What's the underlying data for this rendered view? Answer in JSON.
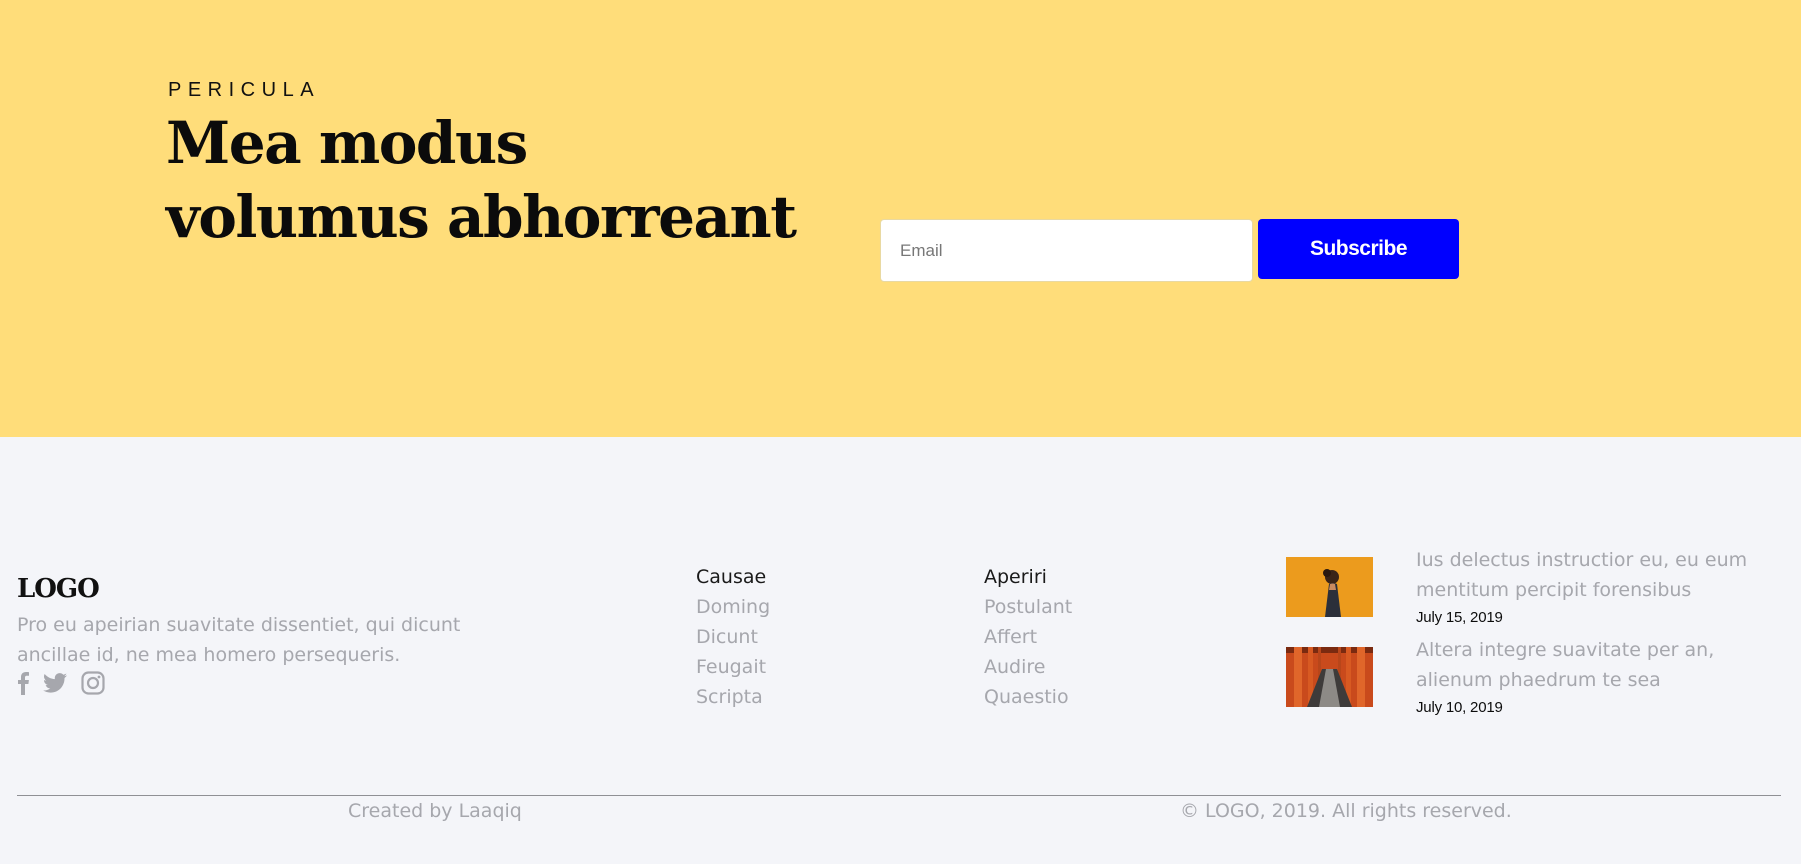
{
  "hero": {
    "eyebrow": "PERICULA",
    "headline": "Mea modus volumus abhorreant",
    "email_placeholder": "Email",
    "subscribe_label": "Subscribe",
    "background": "#ffdd7a",
    "button_color": "#0000ff"
  },
  "footer": {
    "logo": "LOGO",
    "about": "Pro eu apeirian suavitate dissentiet, qui dicunt ancillae id, ne mea homero persequeris.",
    "social": [
      "facebook-icon",
      "twitter-icon",
      "instagram-icon"
    ],
    "columns": [
      {
        "title": "Causae",
        "links": [
          "Doming",
          "Dicunt",
          "Feugait",
          "Scripta"
        ]
      },
      {
        "title": "Aperiri",
        "links": [
          "Postulant",
          "Affert",
          "Audire",
          "Quaestio"
        ]
      }
    ],
    "posts": [
      {
        "text": "Ius delectus instructior eu, eu eum mentitum percipit forensibus",
        "date": "July 15, 2019",
        "thumb": "woman-orange-wall-image"
      },
      {
        "text": "Altera integre suavitate per an, alienum phaedrum te sea",
        "date": "July 10, 2019",
        "thumb": "torii-gates-path-image"
      }
    ],
    "credit": "Created by Laaqiq",
    "copyright": "© LOGO, 2019. All rights reserved.",
    "background": "#f4f5f9"
  }
}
----------
Repeat the material above in full and unchanged, minus its images.

What's the underlying data for this rendered view? Answer in JSON.
{
  "hero": {
    "eyebrow": "PERICULA",
    "headline": "Mea modus volumus abhorreant",
    "email_placeholder": "Email",
    "subscribe_label": "Subscribe",
    "background": "#ffdd7a",
    "button_color": "#0000ff"
  },
  "footer": {
    "logo": "LOGO",
    "about": "Pro eu apeirian suavitate dissentiet, qui dicunt ancillae id, ne mea homero persequeris.",
    "social": [
      "facebook-icon",
      "twitter-icon",
      "instagram-icon"
    ],
    "columns": [
      {
        "title": "Causae",
        "links": [
          "Doming",
          "Dicunt",
          "Feugait",
          "Scripta"
        ]
      },
      {
        "title": "Aperiri",
        "links": [
          "Postulant",
          "Affert",
          "Audire",
          "Quaestio"
        ]
      }
    ],
    "posts": [
      {
        "text": "Ius delectus instructior eu, eu eum mentitum percipit forensibus",
        "date": "July 15, 2019",
        "thumb": "woman-orange-wall-image"
      },
      {
        "text": "Altera integre suavitate per an, alienum phaedrum te sea",
        "date": "July 10, 2019",
        "thumb": "torii-gates-path-image"
      }
    ],
    "credit": "Created by Laaqiq",
    "copyright": "© LOGO, 2019. All rights reserved.",
    "background": "#f4f5f9"
  }
}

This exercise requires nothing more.